• **What the task asks**
Within the records below, find each line that holds the string "CORRELATION", then copy it.

Records from a dataset:
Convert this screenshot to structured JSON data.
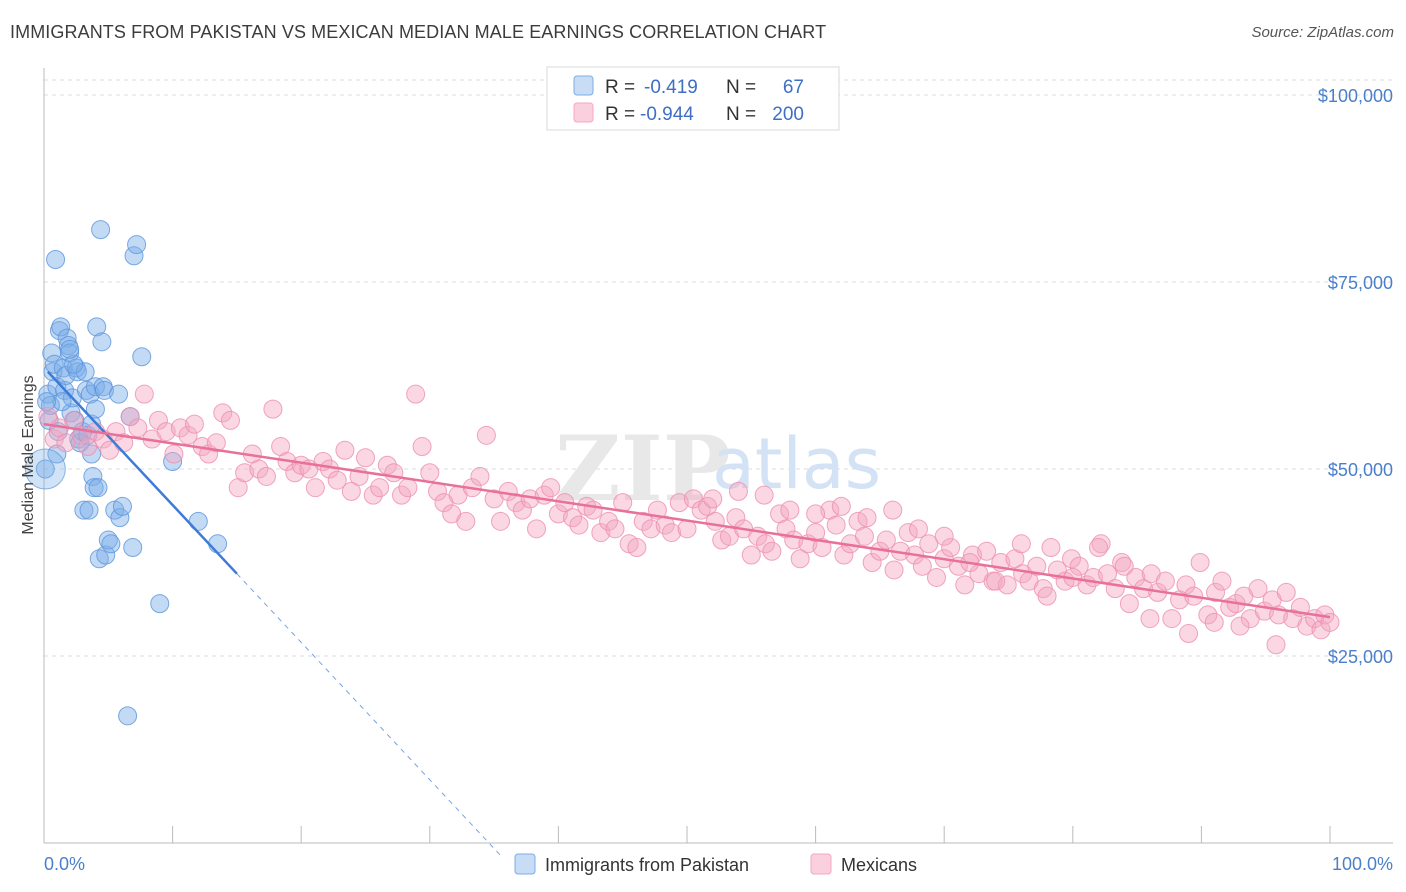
{
  "title": "IMMIGRANTS FROM PAKISTAN VS MEXICAN MEDIAN MALE EARNINGS CORRELATION CHART",
  "source": "Source: ZipAtlas.com",
  "watermark": {
    "zip": "ZIP",
    "atlas": "atlas"
  },
  "colors": {
    "blue": "#7aaee8",
    "blue_line": "#3d7bd9",
    "pink": "#f4a6c0",
    "pink_line": "#e8709a",
    "tick_text": "#4a7fcb"
  },
  "legend": {
    "rows": [
      {
        "r_label": "R =",
        "r_value": "-0.419",
        "n_label": "N =",
        "n_value": "67"
      },
      {
        "r_label": "R =",
        "r_value": "-0.944",
        "n_label": "N =",
        "n_value": "200"
      }
    ]
  },
  "chart_data": {
    "type": "scatter",
    "title": "IMMIGRANTS FROM PAKISTAN VS MEXICAN MEDIAN MALE EARNINGS CORRELATION CHART",
    "xlabel": "",
    "ylabel": "Median Male Earnings",
    "x_tick_labels": [
      "0.0%",
      "100.0%"
    ],
    "y_tick_labels": [
      "$25,000",
      "$50,000",
      "$75,000",
      "$100,000"
    ],
    "y_ticks": [
      25000,
      50000,
      75000,
      100000
    ],
    "xlim": [
      0,
      100
    ],
    "ylim": [
      0,
      102000
    ],
    "grid": true,
    "legend_position": "top-center",
    "series": [
      {
        "name": "Immigrants from Pakistan",
        "r": -0.419,
        "n": 67,
        "trend": {
          "x0": 0.3,
          "y0": 63000,
          "x1": 15,
          "y1": 36000,
          "x_dash_end": 35.5
        },
        "points": [
          [
            0.1,
            50000
          ],
          [
            0.3,
            60000
          ],
          [
            0.4,
            56500
          ],
          [
            0.5,
            58500
          ],
          [
            0.6,
            65500
          ],
          [
            0.7,
            63000
          ],
          [
            0.8,
            64000
          ],
          [
            0.9,
            78000
          ],
          [
            1.0,
            61000
          ],
          [
            1.1,
            55000
          ],
          [
            1.2,
            68500
          ],
          [
            1.3,
            69000
          ],
          [
            1.5,
            63500
          ],
          [
            1.6,
            60500
          ],
          [
            1.7,
            62500
          ],
          [
            1.8,
            67500
          ],
          [
            1.9,
            66500
          ],
          [
            2.0,
            65500
          ],
          [
            2.1,
            57500
          ],
          [
            2.2,
            59500
          ],
          [
            2.4,
            56500
          ],
          [
            2.5,
            63500
          ],
          [
            2.6,
            63000
          ],
          [
            2.7,
            54000
          ],
          [
            2.8,
            53500
          ],
          [
            3.0,
            55000
          ],
          [
            3.1,
            44500
          ],
          [
            3.2,
            63000
          ],
          [
            3.3,
            60500
          ],
          [
            3.4,
            54500
          ],
          [
            3.5,
            44500
          ],
          [
            3.6,
            60000
          ],
          [
            3.7,
            52000
          ],
          [
            3.8,
            49000
          ],
          [
            3.9,
            47500
          ],
          [
            4.0,
            61000
          ],
          [
            4.1,
            69000
          ],
          [
            4.2,
            47500
          ],
          [
            4.3,
            38000
          ],
          [
            4.4,
            82000
          ],
          [
            4.5,
            67000
          ],
          [
            4.6,
            61000
          ],
          [
            4.7,
            60500
          ],
          [
            4.8,
            38500
          ],
          [
            5.0,
            40500
          ],
          [
            5.2,
            40000
          ],
          [
            5.5,
            44500
          ],
          [
            5.8,
            60000
          ],
          [
            5.9,
            43500
          ],
          [
            6.1,
            45000
          ],
          [
            6.5,
            17000
          ],
          [
            6.7,
            57000
          ],
          [
            6.9,
            39500
          ],
          [
            7.0,
            78500
          ],
          [
            7.2,
            80000
          ],
          [
            7.6,
            65000
          ],
          [
            9.0,
            32000
          ],
          [
            10.0,
            51000
          ],
          [
            12.0,
            43000
          ],
          [
            13.5,
            40000
          ],
          [
            1.4,
            59000
          ],
          [
            2.3,
            64000
          ],
          [
            0.2,
            59000
          ],
          [
            3.7,
            56000
          ],
          [
            1.0,
            52000
          ],
          [
            4.0,
            58000
          ],
          [
            2.0,
            66000
          ]
        ]
      },
      {
        "name": "Mexicans",
        "r": -0.944,
        "n": 200,
        "trend": {
          "x0": 0,
          "y0": 56000,
          "x1": 100,
          "y1": 30200
        },
        "points": [
          [
            0.3,
            57000
          ],
          [
            0.8,
            54000
          ],
          [
            1.2,
            55500
          ],
          [
            1.7,
            53500
          ],
          [
            2.3,
            56500
          ],
          [
            2.9,
            54500
          ],
          [
            3.4,
            53000
          ],
          [
            4.0,
            55000
          ],
          [
            4.6,
            54000
          ],
          [
            5.1,
            52500
          ],
          [
            5.6,
            55000
          ],
          [
            6.2,
            53500
          ],
          [
            6.7,
            57000
          ],
          [
            7.3,
            55500
          ],
          [
            7.8,
            60000
          ],
          [
            8.4,
            54000
          ],
          [
            8.9,
            56500
          ],
          [
            9.5,
            55000
          ],
          [
            10.1,
            52000
          ],
          [
            10.6,
            55500
          ],
          [
            11.2,
            54500
          ],
          [
            11.7,
            56000
          ],
          [
            12.3,
            53000
          ],
          [
            12.8,
            52000
          ],
          [
            13.4,
            53500
          ],
          [
            13.9,
            57500
          ],
          [
            14.5,
            56500
          ],
          [
            15.1,
            47500
          ],
          [
            15.6,
            49500
          ],
          [
            16.2,
            52000
          ],
          [
            16.7,
            50000
          ],
          [
            17.3,
            49000
          ],
          [
            17.8,
            58000
          ],
          [
            18.4,
            53000
          ],
          [
            18.9,
            51000
          ],
          [
            19.5,
            49500
          ],
          [
            20.0,
            50500
          ],
          [
            20.6,
            50000
          ],
          [
            21.1,
            47500
          ],
          [
            21.7,
            51000
          ],
          [
            22.2,
            50000
          ],
          [
            22.8,
            48500
          ],
          [
            23.4,
            52500
          ],
          [
            23.9,
            47000
          ],
          [
            24.5,
            49000
          ],
          [
            25.0,
            51500
          ],
          [
            25.6,
            46500
          ],
          [
            26.1,
            47500
          ],
          [
            26.7,
            50500
          ],
          [
            27.2,
            49500
          ],
          [
            27.8,
            46500
          ],
          [
            28.3,
            47500
          ],
          [
            28.9,
            60000
          ],
          [
            29.4,
            53000
          ],
          [
            30.0,
            49500
          ],
          [
            30.6,
            47000
          ],
          [
            31.1,
            45500
          ],
          [
            31.7,
            44000
          ],
          [
            32.2,
            46500
          ],
          [
            32.8,
            43000
          ],
          [
            33.3,
            47500
          ],
          [
            33.9,
            49000
          ],
          [
            34.4,
            54500
          ],
          [
            35.0,
            46000
          ],
          [
            35.5,
            43000
          ],
          [
            36.1,
            47000
          ],
          [
            36.7,
            45500
          ],
          [
            37.2,
            44500
          ],
          [
            37.8,
            46000
          ],
          [
            38.3,
            42000
          ],
          [
            38.9,
            46500
          ],
          [
            39.4,
            47500
          ],
          [
            40.0,
            44000
          ],
          [
            40.5,
            45500
          ],
          [
            41.1,
            43500
          ],
          [
            41.6,
            42500
          ],
          [
            42.2,
            45000
          ],
          [
            42.7,
            44500
          ],
          [
            43.3,
            41500
          ],
          [
            43.9,
            43000
          ],
          [
            44.4,
            42000
          ],
          [
            45.0,
            45500
          ],
          [
            45.5,
            40000
          ],
          [
            46.1,
            39500
          ],
          [
            46.6,
            43000
          ],
          [
            47.2,
            42000
          ],
          [
            47.7,
            44500
          ],
          [
            48.3,
            42500
          ],
          [
            48.8,
            41500
          ],
          [
            49.4,
            45500
          ],
          [
            50.0,
            42000
          ],
          [
            50.5,
            46000
          ],
          [
            51.1,
            44500
          ],
          [
            51.6,
            45000
          ],
          [
            52.2,
            43000
          ],
          [
            52.7,
            40500
          ],
          [
            53.3,
            41000
          ],
          [
            53.8,
            43500
          ],
          [
            54.4,
            42000
          ],
          [
            55.0,
            38500
          ],
          [
            55.5,
            41000
          ],
          [
            56.1,
            40000
          ],
          [
            56.6,
            39000
          ],
          [
            57.2,
            44000
          ],
          [
            57.7,
            42000
          ],
          [
            58.3,
            40500
          ],
          [
            58.8,
            38000
          ],
          [
            59.4,
            40000
          ],
          [
            60.0,
            41500
          ],
          [
            60.5,
            39500
          ],
          [
            61.1,
            44500
          ],
          [
            61.6,
            42500
          ],
          [
            62.2,
            38500
          ],
          [
            62.7,
            40000
          ],
          [
            63.3,
            43000
          ],
          [
            63.8,
            41000
          ],
          [
            64.4,
            37500
          ],
          [
            65.0,
            39000
          ],
          [
            65.5,
            40500
          ],
          [
            66.1,
            36500
          ],
          [
            66.6,
            39000
          ],
          [
            67.2,
            41500
          ],
          [
            67.7,
            38500
          ],
          [
            68.3,
            37000
          ],
          [
            68.8,
            40000
          ],
          [
            69.4,
            35500
          ],
          [
            70.0,
            38000
          ],
          [
            70.5,
            39500
          ],
          [
            71.1,
            37000
          ],
          [
            71.6,
            34500
          ],
          [
            72.2,
            38500
          ],
          [
            72.7,
            36000
          ],
          [
            73.3,
            39000
          ],
          [
            73.8,
            35000
          ],
          [
            74.4,
            37500
          ],
          [
            74.9,
            34500
          ],
          [
            75.5,
            38000
          ],
          [
            76.1,
            36000
          ],
          [
            76.6,
            35000
          ],
          [
            77.2,
            37000
          ],
          [
            77.7,
            34000
          ],
          [
            78.3,
            39500
          ],
          [
            78.8,
            36500
          ],
          [
            79.4,
            35000
          ],
          [
            79.9,
            38000
          ],
          [
            80.5,
            37000
          ],
          [
            81.1,
            34500
          ],
          [
            81.6,
            35500
          ],
          [
            82.2,
            40000
          ],
          [
            82.7,
            36000
          ],
          [
            83.3,
            34000
          ],
          [
            83.8,
            37500
          ],
          [
            84.4,
            32000
          ],
          [
            84.9,
            35500
          ],
          [
            85.5,
            34000
          ],
          [
            86.1,
            36000
          ],
          [
            86.6,
            33500
          ],
          [
            87.2,
            35000
          ],
          [
            87.7,
            30000
          ],
          [
            88.3,
            32500
          ],
          [
            88.8,
            34500
          ],
          [
            89.4,
            33000
          ],
          [
            89.9,
            37500
          ],
          [
            90.5,
            30500
          ],
          [
            91.1,
            33500
          ],
          [
            91.6,
            35000
          ],
          [
            92.2,
            31500
          ],
          [
            92.7,
            32000
          ],
          [
            93.3,
            33000
          ],
          [
            93.8,
            30000
          ],
          [
            94.4,
            34000
          ],
          [
            94.9,
            31000
          ],
          [
            95.5,
            32500
          ],
          [
            96.0,
            30500
          ],
          [
            96.6,
            33500
          ],
          [
            97.1,
            30000
          ],
          [
            97.7,
            31500
          ],
          [
            98.2,
            29000
          ],
          [
            98.8,
            30000
          ],
          [
            99.3,
            28500
          ],
          [
            99.6,
            30500
          ],
          [
            100.0,
            29500
          ],
          [
            95.8,
            26500
          ],
          [
            93.0,
            29000
          ],
          [
            91.0,
            29500
          ],
          [
            89.0,
            28000
          ],
          [
            86.0,
            30000
          ],
          [
            84.0,
            37000
          ],
          [
            82.0,
            39500
          ],
          [
            80.0,
            35500
          ],
          [
            78.0,
            33000
          ],
          [
            76.0,
            40000
          ],
          [
            74.0,
            35000
          ],
          [
            72.0,
            37500
          ],
          [
            70.0,
            41000
          ],
          [
            68.0,
            42000
          ],
          [
            66.0,
            44500
          ],
          [
            64.0,
            43500
          ],
          [
            62.0,
            45000
          ],
          [
            60.0,
            44000
          ],
          [
            58.0,
            44500
          ],
          [
            56.0,
            46500
          ],
          [
            54.0,
            47000
          ],
          [
            52.0,
            46000
          ]
        ]
      }
    ]
  },
  "bottom_legend": [
    {
      "label": "Immigrants from Pakistan"
    },
    {
      "label": "Mexicans"
    }
  ]
}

• **Right answer**
  "title": "IMMIGRANTS FROM PAKISTAN VS MEXICAN MEDIAN MALE EARNINGS CORRELATION CHART",
    "title": "IMMIGRANTS FROM PAKISTAN VS MEXICAN MEDIAN MALE EARNINGS CORRELATION CHART",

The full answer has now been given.